EXERCISE:
Gather, from the listing beneath this task, every line holding the string "document".

DATA TO USE:
□ □ □ □ □ □ □

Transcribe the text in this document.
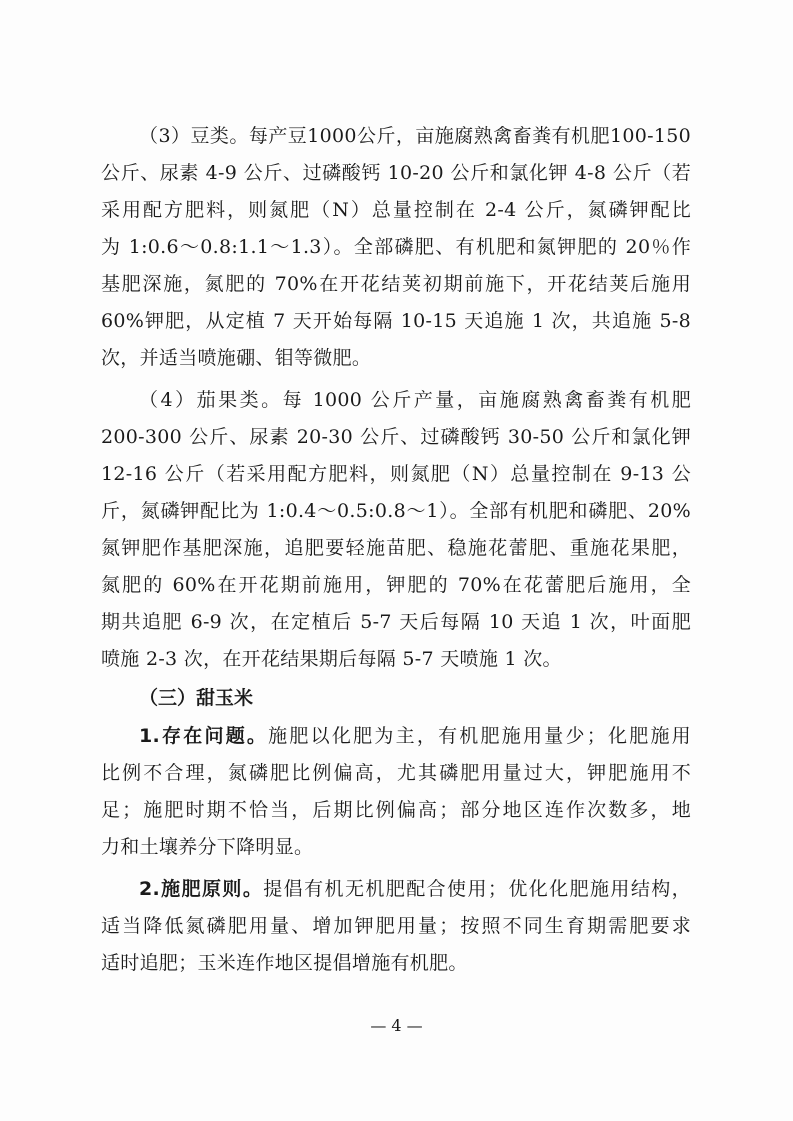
（3）豆类。每产豆1000公斤，亩施腐熟禽畜粪有机肥100-150
公斤、尿素 4-9 公斤、过磷酸钙 10-20 公斤和氯化钾 4-8 公斤（若
采用配方肥料，则氮肥（N）总量控制在 2-4 公斤，氮磷钾配比
为 1:0.6～0.8:1.1～1.3）。全部磷肥、有机肥和氮钾肥的 20％作
基肥深施，氮肥的 70%在开花结荚初期前施下，开花结荚后施用
60%钾肥，从定植 7 天开始每隔 10-15 天追施 1 次，共追施 5-8
次，并适当喷施硼、钼等微肥。
（4）茄果类。每 1000 公斤产量，亩施腐熟禽畜粪有机肥
200-300 公斤、尿素 20-30 公斤、过磷酸钙 30-50 公斤和氯化钾
12-16 公斤（若采用配方肥料，则氮肥（N）总量控制在 9-13 公
斤，氮磷钾配比为 1:0.4～0.5:0.8～1）。全部有机肥和磷肥、20%
氮钾肥作基肥深施，追肥要轻施苗肥、稳施花蕾肥、重施花果肥，
氮肥的 60%在开花期前施用，钾肥的 70%在花蕾肥后施用，全
期共追肥 6-9 次，在定植后 5-7 天后每隔 10 天追 1 次，叶面肥
喷施 2-3 次，在开花结果期后每隔 5-7 天喷施 1 次。
（三）甜玉米
1.存在问题。施肥以化肥为主，有机肥施用量少；化肥施用
比例不合理，氮磷肥比例偏高，尤其磷肥用量过大，钾肥施用不
足；施肥时期不恰当，后期比例偏高；部分地区连作次数多，地
力和土壤养分下降明显。
2.施肥原则。提倡有机无机肥配合使用；优化化肥施用结构，
适当降低氮磷肥用量、增加钾肥用量；按照不同生育期需肥要求
适时追肥；玉米连作地区提倡增施有机肥。
— 4 —
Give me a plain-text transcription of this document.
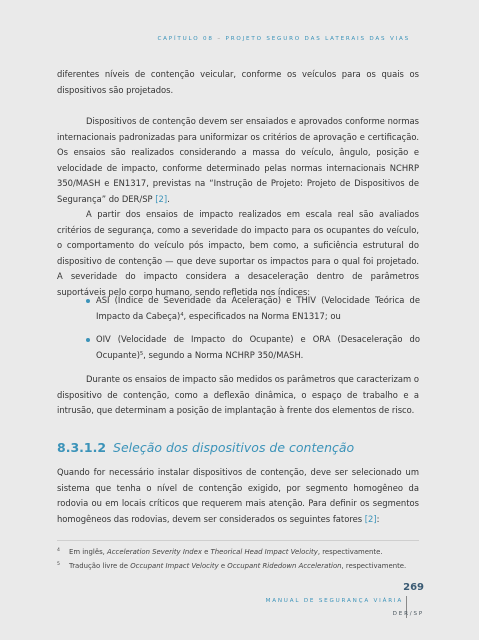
CAPÍTULO 08 – PROJETO SEGURO DAS LATERAIS DAS VIAS

diferentes níveis de contenção veicular, conforme os veículos para os quais os dispositivos são projetados.

Dispositivos de contenção devem ser ensaiados e aprovados conforme normas internacionais padronizadas para uniformizar os critérios de aprovação e certificação. Os ensaios são realizados considerando a massa do veículo, ângulo, posição e velocidade de impacto, conforme determinado pelas normas internacionais NCHRP 350/MASH e EN1317, previstas na “Instrução de Projeto: Projeto de Dispositivos de Segurança” do DER/SP [2].

A partir dos ensaios de impacto realizados em escala real são avaliados critérios de segurança, como a severidade do impacto para os ocupantes do veículo, o comportamento do veículo pós impacto, bem como, a suficiência estrutural do dispositivo de contenção — que deve suportar os impactos para o qual foi projetado. A severidade do impacto considera a desaceleração dentro de parâmetros suportáveis pelo corpo humano, sendo refletida nos índices:

ASI (Índice de Severidade da Aceleração) e THIV (Velocidade Teórica de Impacto da Cabeça)$^4$, especificados na Norma EN1317; ou
OIV (Velocidade de Impacto do Ocupante) e ORA (Desaceleração do Ocupante)$^5$, segundo a Norma NCHRP 350/MASH.

Durante os ensaios de impacto são medidos os parâmetros que caracterizam o dispositivo de contenção, como a deflexão dinâmica, o espaço de trabalho e a intrusão, que determinam a posição de implantação à frente dos elementos de risco.

8.3.1.2 Seleção dos dispositivos de contenção

Quando for necessário instalar dispositivos de contenção, deve ser selecionado um sistema que tenha o nível de contenção exigido, por segmento homogêneo da rodovia ou em locais críticos que requerem mais atenção. Para definir os segmentos homogêneos das rodovias, devem ser considerados os seguintes fatores [2]:

4 Em inglês, Acceleration Severity Index e Theorical Head Impact Velocity, respectivamente.
5 Tradução livre de Occupant Impact Velocity e Occupant Ridedown Acceleration, respectivamente.
269
MANUAL DE SEGURANÇA VIÁRIA
DER/SP
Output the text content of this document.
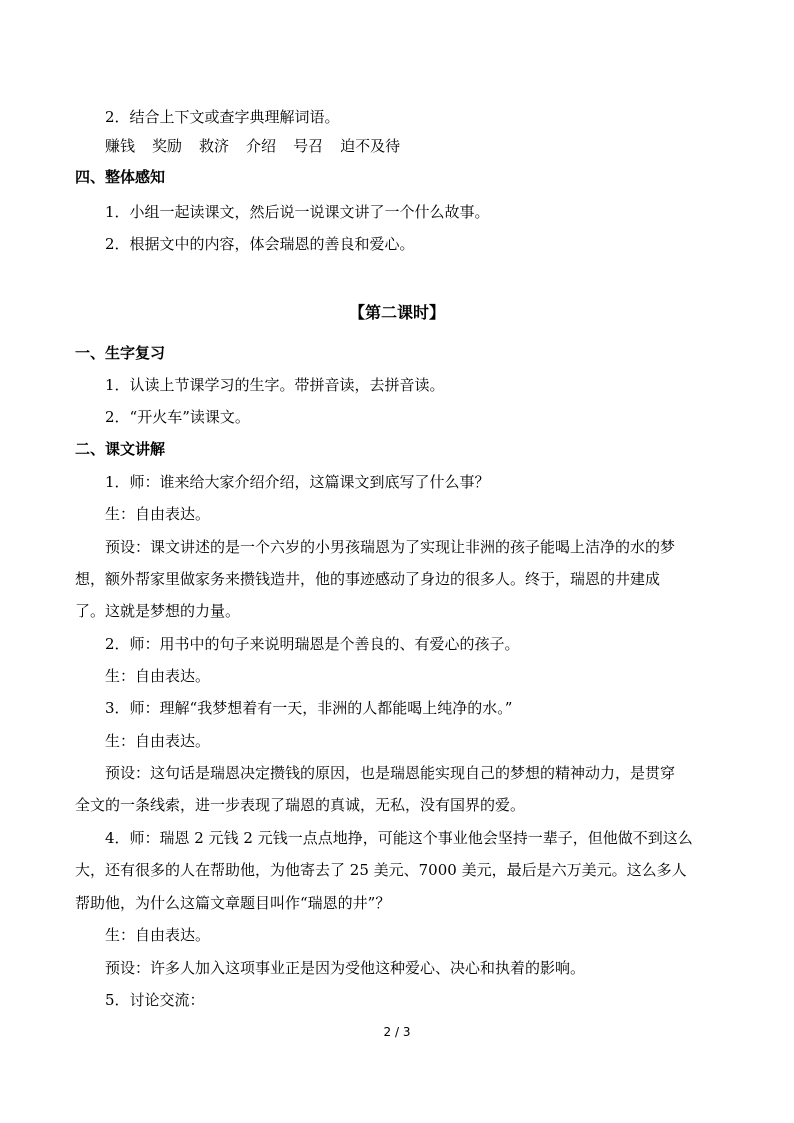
2．结合上下文或查字典理解词语。
赚钱 奖励 救济 介绍 号召 迫不及待
四、整体感知
1．小组一起读课文，然后说一说课文讲了一个什么故事。
2．根据文中的内容，体会瑞恩的善良和爱心。
【第二课时】
一、生字复习
1．认读上节课学习的生字。带拼音读，去拼音读。
2．“开火车”读课文。
二、课文讲解
1．师：谁来给大家介绍介绍，这篇课文到底写了什么事？
生：自由表达。
预设：课文讲述的是一个六岁的小男孩瑞恩为了实现让非洲的孩子能喝上洁净的水的梦
想，额外帮家里做家务来攒钱造井，他的事迹感动了身边的很多人。终于，瑞恩的井建成
了。这就是梦想的力量。
2．师：用书中的句子来说明瑞恩是个善良的、有爱心的孩子。
生：自由表达。
3．师：理解“我梦想着有一天，非洲的人都能喝上纯净的水。”
生：自由表达。
预设：这句话是瑞恩决定攒钱的原因，也是瑞恩能实现自己的梦想的精神动力，是贯穿
全文的一条线索，进一步表现了瑞恩的真诚，无私，没有国界的爱。
4．师：瑞恩 2 元钱 2 元钱一点点地挣，可能这个事业他会坚持一辈子，但他做不到这么
大，还有很多的人在帮助他，为他寄去了 25 美元、7000 美元，最后是六万美元。这么多人
帮助他，为什么这篇文章题目叫作“瑞恩的井”？
生：自由表达。
预设：许多人加入这项事业正是因为受他这种爱心、决心和执着的影响。
5．讨论交流：
2 / 3
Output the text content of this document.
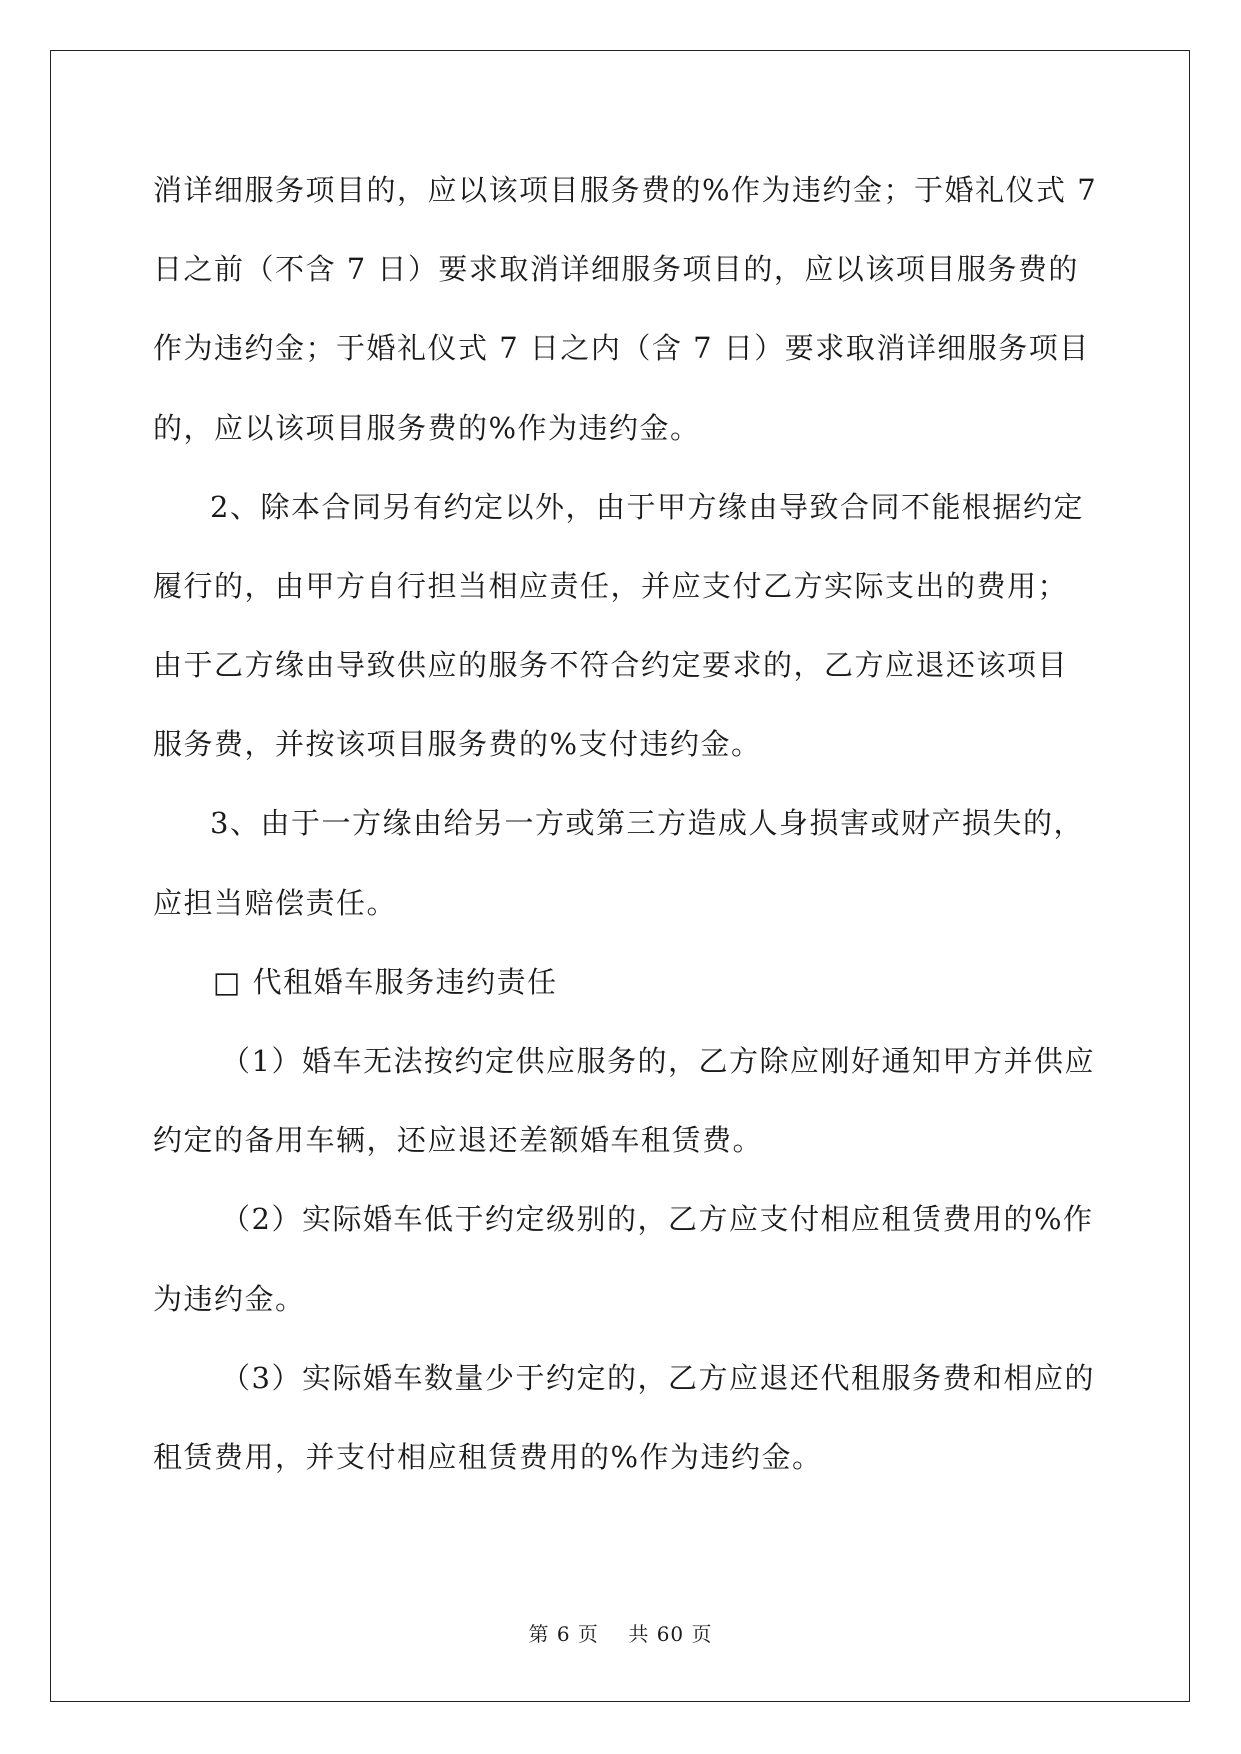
消详细服务项目的，应以该项目服务费的%作为违约金；于婚礼仪式 7
日之前（不含 7 日）要求取消详细服务项目的，应以该项目服务费的
作为违约金；于婚礼仪式 7 日之内（含 7 日）要求取消详细服务项目
的，应以该项目服务费的%作为违约金。
2、除本合同另有约定以外，由于甲方缘由导致合同不能根据约定
履行的，由甲方自行担当相应责任，并应支付乙方实际支出的费用；
由于乙方缘由导致供应的服务不符合约定要求的，乙方应退还该项目
服务费，并按该项目服务费的%支付违约金。
3、由于一方缘由给另一方或第三方造成人身损害或财产损失的，
应担当赔偿责任。
□ 代租婚车服务违约责任
（1）婚车无法按约定供应服务的，乙方除应刚好通知甲方并供应
约定的备用车辆，还应退还差额婚车租赁费。
（2）实际婚车低于约定级别的，乙方应支付相应租赁费用的%作
为违约金。
（3）实际婚车数量少于约定的，乙方应退还代租服务费和相应的
租赁费用，并支付相应租赁费用的%作为违约金。
第 6 页    共 60 页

□ □ □ □ □ □ □

FINAL RESULT:
Transcribe the text in this document.
Give me a plain-text transcription of this document.
Output the text content of this document.
Output the text content of this document.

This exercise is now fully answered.